━━━ DATA EXCERPTS ━━━

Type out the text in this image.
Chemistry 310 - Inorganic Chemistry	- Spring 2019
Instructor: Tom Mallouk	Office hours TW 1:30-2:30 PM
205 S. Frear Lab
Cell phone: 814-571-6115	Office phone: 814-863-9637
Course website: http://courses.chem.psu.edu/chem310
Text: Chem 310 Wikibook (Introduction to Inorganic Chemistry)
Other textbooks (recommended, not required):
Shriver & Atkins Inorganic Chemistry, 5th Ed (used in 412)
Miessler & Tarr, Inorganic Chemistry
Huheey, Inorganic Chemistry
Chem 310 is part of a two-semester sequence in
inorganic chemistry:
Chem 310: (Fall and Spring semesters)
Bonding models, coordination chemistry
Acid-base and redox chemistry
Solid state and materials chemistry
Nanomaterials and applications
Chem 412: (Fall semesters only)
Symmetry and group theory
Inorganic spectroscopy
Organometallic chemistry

━━━

**YOUR GOAL**
Return each line with "Office".

**FULL OUTPUT**
Instructor: Tom Mallouk	Office hours TW 1:30-2:30 PM
Cell phone: 814-571-6115	Office phone: 814-863-9637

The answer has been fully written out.